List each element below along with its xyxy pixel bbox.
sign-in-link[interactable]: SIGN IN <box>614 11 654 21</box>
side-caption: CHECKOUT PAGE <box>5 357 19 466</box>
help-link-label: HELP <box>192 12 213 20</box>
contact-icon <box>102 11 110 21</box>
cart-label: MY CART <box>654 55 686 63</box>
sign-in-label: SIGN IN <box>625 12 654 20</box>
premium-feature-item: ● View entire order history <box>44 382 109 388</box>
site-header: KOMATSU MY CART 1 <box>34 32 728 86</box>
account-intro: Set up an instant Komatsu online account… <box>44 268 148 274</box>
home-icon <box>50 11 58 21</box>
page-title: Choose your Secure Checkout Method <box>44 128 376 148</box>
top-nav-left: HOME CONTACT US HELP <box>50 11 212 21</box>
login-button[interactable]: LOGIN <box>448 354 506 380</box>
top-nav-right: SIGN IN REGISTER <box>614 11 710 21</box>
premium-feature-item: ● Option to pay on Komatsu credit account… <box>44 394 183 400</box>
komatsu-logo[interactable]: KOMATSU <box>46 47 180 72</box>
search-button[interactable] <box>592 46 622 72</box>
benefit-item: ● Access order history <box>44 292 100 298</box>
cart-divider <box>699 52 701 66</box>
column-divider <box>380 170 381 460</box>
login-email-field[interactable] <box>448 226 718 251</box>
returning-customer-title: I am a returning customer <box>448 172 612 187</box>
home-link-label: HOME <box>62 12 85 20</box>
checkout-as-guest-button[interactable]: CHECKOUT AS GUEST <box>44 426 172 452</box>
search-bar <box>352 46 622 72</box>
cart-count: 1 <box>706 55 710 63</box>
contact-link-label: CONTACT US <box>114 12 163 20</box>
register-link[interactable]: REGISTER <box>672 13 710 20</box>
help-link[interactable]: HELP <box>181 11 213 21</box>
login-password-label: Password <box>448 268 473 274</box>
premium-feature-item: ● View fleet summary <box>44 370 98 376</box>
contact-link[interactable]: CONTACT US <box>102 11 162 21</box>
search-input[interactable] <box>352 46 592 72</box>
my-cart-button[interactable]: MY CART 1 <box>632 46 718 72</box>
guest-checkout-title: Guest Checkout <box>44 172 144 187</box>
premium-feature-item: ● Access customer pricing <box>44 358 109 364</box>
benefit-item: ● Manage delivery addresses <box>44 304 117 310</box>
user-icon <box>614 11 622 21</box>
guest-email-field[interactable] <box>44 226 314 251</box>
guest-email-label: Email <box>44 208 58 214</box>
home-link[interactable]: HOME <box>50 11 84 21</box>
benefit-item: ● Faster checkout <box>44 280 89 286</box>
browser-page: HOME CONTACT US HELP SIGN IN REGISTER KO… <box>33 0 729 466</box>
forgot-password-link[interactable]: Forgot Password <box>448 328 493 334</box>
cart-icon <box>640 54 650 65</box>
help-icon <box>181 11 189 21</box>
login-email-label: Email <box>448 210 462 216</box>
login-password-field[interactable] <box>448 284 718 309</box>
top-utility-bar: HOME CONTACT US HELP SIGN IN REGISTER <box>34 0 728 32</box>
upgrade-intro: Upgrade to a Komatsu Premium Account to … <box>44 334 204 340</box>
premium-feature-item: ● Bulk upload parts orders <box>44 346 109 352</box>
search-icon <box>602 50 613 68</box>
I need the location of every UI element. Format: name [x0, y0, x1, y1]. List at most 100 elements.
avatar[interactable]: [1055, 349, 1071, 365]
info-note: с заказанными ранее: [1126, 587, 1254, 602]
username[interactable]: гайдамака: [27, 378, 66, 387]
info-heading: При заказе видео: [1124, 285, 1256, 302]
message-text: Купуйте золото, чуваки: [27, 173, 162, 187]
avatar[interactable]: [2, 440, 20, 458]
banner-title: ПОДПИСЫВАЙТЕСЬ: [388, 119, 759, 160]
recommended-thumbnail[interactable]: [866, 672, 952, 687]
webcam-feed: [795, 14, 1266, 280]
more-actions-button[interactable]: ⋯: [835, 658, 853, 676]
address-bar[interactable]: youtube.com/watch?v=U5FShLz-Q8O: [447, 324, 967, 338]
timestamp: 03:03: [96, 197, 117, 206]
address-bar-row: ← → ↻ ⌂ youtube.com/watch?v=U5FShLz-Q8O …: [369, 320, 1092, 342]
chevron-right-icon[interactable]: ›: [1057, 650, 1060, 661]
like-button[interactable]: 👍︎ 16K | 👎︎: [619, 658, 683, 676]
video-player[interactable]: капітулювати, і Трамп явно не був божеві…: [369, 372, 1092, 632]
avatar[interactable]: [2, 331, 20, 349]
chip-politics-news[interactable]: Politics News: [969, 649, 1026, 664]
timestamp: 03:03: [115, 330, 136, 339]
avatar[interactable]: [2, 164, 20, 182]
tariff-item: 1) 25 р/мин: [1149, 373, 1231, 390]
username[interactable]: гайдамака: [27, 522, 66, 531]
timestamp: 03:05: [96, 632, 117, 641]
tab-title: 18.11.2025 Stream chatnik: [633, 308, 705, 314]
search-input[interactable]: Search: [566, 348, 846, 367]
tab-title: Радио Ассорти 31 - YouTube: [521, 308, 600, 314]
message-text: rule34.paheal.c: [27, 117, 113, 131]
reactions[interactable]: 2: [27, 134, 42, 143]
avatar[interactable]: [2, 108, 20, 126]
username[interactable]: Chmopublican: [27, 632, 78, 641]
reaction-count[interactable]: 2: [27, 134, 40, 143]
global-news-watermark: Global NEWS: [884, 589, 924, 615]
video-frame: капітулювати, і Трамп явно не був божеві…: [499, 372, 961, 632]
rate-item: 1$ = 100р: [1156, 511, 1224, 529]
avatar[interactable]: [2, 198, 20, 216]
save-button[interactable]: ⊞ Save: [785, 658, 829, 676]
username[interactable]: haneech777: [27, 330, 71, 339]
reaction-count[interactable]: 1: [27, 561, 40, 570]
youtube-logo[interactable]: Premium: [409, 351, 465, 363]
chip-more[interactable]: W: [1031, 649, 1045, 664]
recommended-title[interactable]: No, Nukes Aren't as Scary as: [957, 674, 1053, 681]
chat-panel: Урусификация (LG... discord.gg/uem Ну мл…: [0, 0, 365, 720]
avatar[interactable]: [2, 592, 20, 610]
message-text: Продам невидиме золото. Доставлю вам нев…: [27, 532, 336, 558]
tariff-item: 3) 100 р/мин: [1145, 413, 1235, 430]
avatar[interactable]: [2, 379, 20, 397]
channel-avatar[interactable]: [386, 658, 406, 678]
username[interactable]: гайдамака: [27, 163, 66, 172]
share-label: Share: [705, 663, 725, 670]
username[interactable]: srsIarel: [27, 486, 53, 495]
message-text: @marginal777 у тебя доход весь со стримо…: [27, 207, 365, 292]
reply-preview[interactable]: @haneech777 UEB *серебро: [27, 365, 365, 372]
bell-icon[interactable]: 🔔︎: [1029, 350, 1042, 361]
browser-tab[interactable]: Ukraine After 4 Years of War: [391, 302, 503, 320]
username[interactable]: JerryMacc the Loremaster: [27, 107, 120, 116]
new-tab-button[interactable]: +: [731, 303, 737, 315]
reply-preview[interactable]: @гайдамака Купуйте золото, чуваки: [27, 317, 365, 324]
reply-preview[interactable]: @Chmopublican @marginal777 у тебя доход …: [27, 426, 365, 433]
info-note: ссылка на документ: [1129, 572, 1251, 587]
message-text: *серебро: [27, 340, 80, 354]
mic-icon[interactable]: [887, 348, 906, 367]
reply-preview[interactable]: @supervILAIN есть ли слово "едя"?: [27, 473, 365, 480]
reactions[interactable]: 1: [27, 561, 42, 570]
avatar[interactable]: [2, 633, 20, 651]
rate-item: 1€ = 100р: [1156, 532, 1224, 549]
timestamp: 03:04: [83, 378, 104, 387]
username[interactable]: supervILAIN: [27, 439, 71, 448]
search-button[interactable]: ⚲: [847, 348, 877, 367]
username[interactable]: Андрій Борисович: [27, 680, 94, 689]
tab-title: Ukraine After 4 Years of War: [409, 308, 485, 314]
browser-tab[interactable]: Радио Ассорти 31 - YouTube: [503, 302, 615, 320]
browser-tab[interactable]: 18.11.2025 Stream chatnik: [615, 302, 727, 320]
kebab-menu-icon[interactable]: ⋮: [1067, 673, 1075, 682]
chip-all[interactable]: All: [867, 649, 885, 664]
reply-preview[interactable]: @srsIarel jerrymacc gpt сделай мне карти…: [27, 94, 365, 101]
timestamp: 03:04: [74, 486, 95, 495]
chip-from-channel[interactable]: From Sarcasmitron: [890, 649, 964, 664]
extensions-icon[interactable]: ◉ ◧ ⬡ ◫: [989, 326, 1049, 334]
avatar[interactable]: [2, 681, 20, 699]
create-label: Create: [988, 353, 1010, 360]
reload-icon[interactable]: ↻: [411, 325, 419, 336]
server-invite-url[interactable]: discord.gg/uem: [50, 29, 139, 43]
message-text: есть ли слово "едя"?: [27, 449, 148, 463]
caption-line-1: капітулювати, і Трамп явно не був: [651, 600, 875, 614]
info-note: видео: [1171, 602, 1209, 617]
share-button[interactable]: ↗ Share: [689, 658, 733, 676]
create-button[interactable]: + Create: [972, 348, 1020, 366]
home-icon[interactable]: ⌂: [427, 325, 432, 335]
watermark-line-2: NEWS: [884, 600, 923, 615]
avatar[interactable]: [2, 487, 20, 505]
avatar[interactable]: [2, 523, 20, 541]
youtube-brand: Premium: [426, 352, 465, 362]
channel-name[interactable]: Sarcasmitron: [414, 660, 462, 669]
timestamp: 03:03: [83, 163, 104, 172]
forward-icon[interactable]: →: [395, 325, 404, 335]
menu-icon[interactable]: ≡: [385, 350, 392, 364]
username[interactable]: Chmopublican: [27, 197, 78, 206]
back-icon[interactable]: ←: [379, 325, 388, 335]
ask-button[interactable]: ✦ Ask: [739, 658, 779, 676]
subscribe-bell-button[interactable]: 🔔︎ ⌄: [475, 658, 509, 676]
——
AUFGABENSTELLUNG:
Formatiere die Auflistung von ihrer ersten Zeile bis einschließlich der Zeile mit „my-cart-button[interactable]: MY CART“ als Markdown-Tabelle mit den Spalten „Nr.“ und „Zeile“. Lass Leerzeilen dabei weg.

GELÖSTE AUFGABE:
| Nr. | Zeile |
|---|---|
| 1 | List each element below along with its xyxy pixel bbox. |
| 2 | sign-in-link[interactable]: SIGN IN <box>614 11 654 21</box> |
| 3 | side-caption: CHECKOUT PAGE <box>5 357 19 466</box> |
| 4 | help-link-label: HELP <box>192 12 213 20</box> |
| 5 | contact-icon <box>102 11 110 21</box> |
| 6 | cart-label: MY CART <box>654 55 686 63</box> |
| 7 | sign-in-label: SIGN IN <box>625 12 654 20</box> |
| 8 | premium-feature-item: ● View entire order history <box>44 382 109 388</box> |
| 9 | site-header: KOMATSU MY CART 1 <box>34 32 728 86</box> |
| 10 | account-intro: Set up an instant Komatsu online account… <box>44 268 148 274</box> |
| 11 | home-icon <box>50 11 58 21</box> |
| 12 | page-title: Choose your Secure Checkout Method <box>44 128 376 148</box> |
| 13 | top-nav-left: HOME CONTACT US HELP <box>50 11 212 21</box> |
| 14 | login-button[interactable]: LOGIN <box>448 354 506 380</box> |
| 15 | top-nav-right: SIGN IN REGISTER <box>614 11 710 21</box> |
| 16 | premium-feature-item: ● Option to pay on Komatsu credit account… <box>44 394 183 400</box> |
| 17 | komatsu-logo[interactable]: KOMATSU <box>46 47 180 72</box> |
| 18 | search-button[interactable] <box>592 46 622 72</box> |
| 19 | benefit-item: ● Access order history <box>44 292 100 298</box> |
| 20 | cart-divider <box>699 52 701 66</box> |
| 21 | column-divider <box>380 170 381 460</box> |
| 22 | login-email-field[interactable] <box>448 226 718 251</box> |
| 23 | returning-customer-title: I am a returning customer <box>448 172 612 187</box> |
| 24 | home-link-label: HOME <box>62 12 85 20</box> |
| 25 | checkout-as-guest-button[interactable]: CHECKOUT AS GUEST <box>44 426 172 452</box> |
| 26 | search-bar <box>352 46 622 72</box> |
| 27 | cart-count: 1 <box>706 55 710 63</box> |
| 28 | contact-link-label: CONTACT US <box>114 12 163 20</box> |
| 29 | register-link[interactable]: REGISTER <box>672 13 710 20</box> |
| 30 | help-link[interactable]: HELP <box>181 11 213 21</box> |
| 31 | login-password-label: Password <box>448 268 473 274</box> |
| 32 | premium-feature-item: ● View fleet summary <box>44 370 98 376</box> |
| 33 | contact-link[interactable]: CONTACT US <box>102 11 162 21</box> |
| 34 | search-input[interactable] <box>352 46 592 72</box> |
| 35 | my-cart-button[interactable]: MY CART 1 <box>632 46 718 72</box> |